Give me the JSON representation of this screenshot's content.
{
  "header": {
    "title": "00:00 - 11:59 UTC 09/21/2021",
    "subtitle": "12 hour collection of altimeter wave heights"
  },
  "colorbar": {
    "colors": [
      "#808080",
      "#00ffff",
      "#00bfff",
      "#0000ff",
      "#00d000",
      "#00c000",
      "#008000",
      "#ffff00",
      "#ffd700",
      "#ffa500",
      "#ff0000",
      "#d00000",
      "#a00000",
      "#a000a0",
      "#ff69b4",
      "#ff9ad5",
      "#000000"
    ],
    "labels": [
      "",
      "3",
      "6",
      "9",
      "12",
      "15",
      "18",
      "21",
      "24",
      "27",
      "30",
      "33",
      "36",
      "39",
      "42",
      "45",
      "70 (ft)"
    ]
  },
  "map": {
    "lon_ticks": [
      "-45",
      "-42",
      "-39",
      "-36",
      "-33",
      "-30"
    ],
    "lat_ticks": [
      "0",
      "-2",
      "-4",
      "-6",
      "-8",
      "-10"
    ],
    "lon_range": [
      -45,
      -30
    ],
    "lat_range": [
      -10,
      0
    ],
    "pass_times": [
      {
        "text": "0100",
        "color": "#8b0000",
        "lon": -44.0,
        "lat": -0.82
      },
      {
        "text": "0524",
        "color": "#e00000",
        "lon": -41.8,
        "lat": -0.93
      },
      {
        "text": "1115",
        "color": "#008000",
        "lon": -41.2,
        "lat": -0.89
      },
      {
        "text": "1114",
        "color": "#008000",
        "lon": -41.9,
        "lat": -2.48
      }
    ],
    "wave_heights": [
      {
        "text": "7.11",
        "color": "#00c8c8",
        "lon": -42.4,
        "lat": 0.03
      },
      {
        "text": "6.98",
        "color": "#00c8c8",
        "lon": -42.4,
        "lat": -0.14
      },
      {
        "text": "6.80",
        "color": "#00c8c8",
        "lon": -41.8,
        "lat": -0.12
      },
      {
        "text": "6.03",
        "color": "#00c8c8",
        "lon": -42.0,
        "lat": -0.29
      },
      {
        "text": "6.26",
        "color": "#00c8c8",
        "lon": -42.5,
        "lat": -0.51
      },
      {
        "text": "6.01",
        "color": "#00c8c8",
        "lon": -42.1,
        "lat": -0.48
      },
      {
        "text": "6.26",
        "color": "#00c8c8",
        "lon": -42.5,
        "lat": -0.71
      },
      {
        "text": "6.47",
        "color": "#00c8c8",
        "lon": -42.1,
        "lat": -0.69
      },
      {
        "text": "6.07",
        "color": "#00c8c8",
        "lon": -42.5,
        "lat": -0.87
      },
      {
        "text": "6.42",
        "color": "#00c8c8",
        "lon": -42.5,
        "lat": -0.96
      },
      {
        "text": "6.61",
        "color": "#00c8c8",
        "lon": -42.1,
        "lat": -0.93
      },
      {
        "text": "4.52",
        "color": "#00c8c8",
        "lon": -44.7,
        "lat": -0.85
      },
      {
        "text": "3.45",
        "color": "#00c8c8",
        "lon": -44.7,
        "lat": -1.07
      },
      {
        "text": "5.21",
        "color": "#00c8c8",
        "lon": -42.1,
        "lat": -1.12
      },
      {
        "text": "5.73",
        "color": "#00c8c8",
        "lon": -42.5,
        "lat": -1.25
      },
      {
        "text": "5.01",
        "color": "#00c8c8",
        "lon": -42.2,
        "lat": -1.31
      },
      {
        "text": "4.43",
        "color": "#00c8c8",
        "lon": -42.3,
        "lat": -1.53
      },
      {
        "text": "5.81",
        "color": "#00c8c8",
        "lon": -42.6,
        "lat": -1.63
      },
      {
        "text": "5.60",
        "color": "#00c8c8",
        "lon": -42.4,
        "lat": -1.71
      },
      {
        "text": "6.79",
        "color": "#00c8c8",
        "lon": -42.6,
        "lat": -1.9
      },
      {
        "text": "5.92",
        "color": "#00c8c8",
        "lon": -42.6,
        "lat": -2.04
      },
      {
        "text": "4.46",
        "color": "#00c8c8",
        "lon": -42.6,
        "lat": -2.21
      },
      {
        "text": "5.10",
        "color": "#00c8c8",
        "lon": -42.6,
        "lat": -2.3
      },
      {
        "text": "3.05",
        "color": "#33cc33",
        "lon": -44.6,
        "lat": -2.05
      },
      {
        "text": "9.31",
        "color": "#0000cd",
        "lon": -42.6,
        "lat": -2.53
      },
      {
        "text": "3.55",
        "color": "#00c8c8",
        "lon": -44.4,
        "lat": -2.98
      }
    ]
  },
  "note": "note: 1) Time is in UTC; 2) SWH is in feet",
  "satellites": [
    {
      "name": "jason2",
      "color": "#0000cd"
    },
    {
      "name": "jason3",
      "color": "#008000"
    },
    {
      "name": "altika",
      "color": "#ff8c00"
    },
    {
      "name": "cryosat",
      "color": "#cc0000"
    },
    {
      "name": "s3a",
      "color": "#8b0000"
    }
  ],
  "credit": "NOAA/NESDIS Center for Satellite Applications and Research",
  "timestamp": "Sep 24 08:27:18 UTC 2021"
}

» Task instructions:
Restate each record exactly as written.

» Exercise answer:
Give me the JSON representation of this screenshot's content.
{
  "header": {
    "title": "00:00 - 11:59 UTC 09/21/2021",
    "subtitle": "12 hour collection of altimeter wave heights"
  },
  "colorbar": {
    "colors": [
      "#808080",
      "#00ffff",
      "#00bfff",
      "#0000ff",
      "#00d000",
      "#00c000",
      "#008000",
      "#ffff00",
      "#ffd700",
      "#ffa500",
      "#ff0000",
      "#d00000",
      "#a00000",
      "#a000a0",
      "#ff69b4",
      "#ff9ad5",
      "#000000"
    ],
    "labels": [
      "",
      "3",
      "6",
      "9",
      "12",
      "15",
      "18",
      "21",
      "24",
      "27",
      "30",
      "33",
      "36",
      "39",
      "42",
      "45",
      "70 (ft)"
    ]
  },
  "map": {
    "lon_ticks": [
      "-45",
      "-42",
      "-39",
      "-36",
      "-33",
      "-30"
    ],
    "lat_ticks": [
      "0",
      "-2",
      "-4",
      "-6",
      "-8",
      "-10"
    ],
    "lon_range": [
      -45,
      -30
    ],
    "lat_range": [
      -10,
      0
    ],
    "pass_times": [
      {
        "text": "0100",
        "color": "#8b0000",
        "lon": -44.0,
        "lat": -0.82
      },
      {
        "text": "0524",
        "color": "#e00000",
        "lon": -41.8,
        "lat": -0.93
      },
      {
        "text": "1115",
        "color": "#008000",
        "lon": -41.2,
        "lat": -0.89
      },
      {
        "text": "1114",
        "color": "#008000",
        "lon": -41.9,
        "lat": -2.48
      }
    ],
    "wave_heights": [
      {
        "text": "7.11",
        "color": "#00c8c8",
        "lon": -42.4,
        "lat": 0.03
      },
      {
        "text": "6.98",
        "color": "#00c8c8",
        "lon": -42.4,
        "lat": -0.14
      },
      {
        "text": "6.80",
        "color": "#00c8c8",
        "lon": -41.8,
        "lat": -0.12
      },
      {
        "text": "6.03",
        "color": "#00c8c8",
        "lon": -42.0,
        "lat": -0.29
      },
      {
        "text": "6.26",
        "color": "#00c8c8",
        "lon": -42.5,
        "lat": -0.51
      },
      {
        "text": "6.01",
        "color": "#00c8c8",
        "lon": -42.1,
        "lat": -0.48
      },
      {
        "text": "6.26",
        "color": "#00c8c8",
        "lon": -42.5,
        "lat": -0.71
      },
      {
        "text": "6.47",
        "color": "#00c8c8",
        "lon": -42.1,
        "lat": -0.69
      },
      {
        "text": "6.07",
        "color": "#00c8c8",
        "lon": -42.5,
        "lat": -0.87
      },
      {
        "text": "6.42",
        "color": "#00c8c8",
        "lon": -42.5,
        "lat": -0.96
      },
      {
        "text": "6.61",
        "color": "#00c8c8",
        "lon": -42.1,
        "lat": -0.93
      },
      {
        "text": "4.52",
        "color": "#00c8c8",
        "lon": -44.7,
        "lat": -0.85
      },
      {
        "text": "3.45",
        "color": "#00c8c8",
        "lon": -44.7,
        "lat": -1.07
      },
      {
        "text": "5.21",
        "color": "#00c8c8",
        "lon": -42.1,
        "lat": -1.12
      },
      {
        "text": "5.73",
        "color": "#00c8c8",
        "lon": -42.5,
        "lat": -1.25
      },
      {
        "text": "5.01",
        "color": "#00c8c8",
        "lon": -42.2,
        "lat": -1.31
      },
      {
        "text": "4.43",
        "color": "#00c8c8",
        "lon": -42.3,
        "lat": -1.53
      },
      {
        "text": "5.81",
        "color": "#00c8c8",
        "lon": -42.6,
        "lat": -1.63
      },
      {
        "text": "5.60",
        "color": "#00c8c8",
        "lon": -42.4,
        "lat": -1.71
      },
      {
        "text": "6.79",
        "color": "#00c8c8",
        "lon": -42.6,
        "lat": -1.9
      },
      {
        "text": "5.92",
        "color": "#00c8c8",
        "lon": -42.6,
        "lat": -2.04
      },
      {
        "text": "4.46",
        "color": "#00c8c8",
        "lon": -42.6,
        "lat": -2.21
      },
      {
        "text": "5.10",
        "color": "#00c8c8",
        "lon": -42.6,
        "lat": -2.3
      },
      {
        "text": "3.05",
        "color": "#33cc33",
        "lon": -44.6,
        "lat": -2.05
      },
      {
        "text": "9.31",
        "color": "#0000cd",
        "lon": -42.6,
        "lat": -2.53
      },
      {
        "text": "3.55",
        "color": "#00c8c8",
        "lon": -44.4,
        "lat": -2.98
      }
    ]
  },
  "note": "note: 1) Time is in UTC; 2) SWH is in feet",
  "satellites": [
    {
      "name": "jason2",
      "color": "#0000cd"
    },
    {
      "name": "jason3",
      "color": "#008000"
    },
    {
      "name": "altika",
      "color": "#ff8c00"
    },
    {
      "name": "cryosat",
      "color": "#cc0000"
    },
    {
      "name": "s3a",
      "color": "#8b0000"
    }
  ],
  "credit": "NOAA/NESDIS Center for Satellite Applications and Research",
  "timestamp": "Sep 24 08:27:18 UTC 2021"
}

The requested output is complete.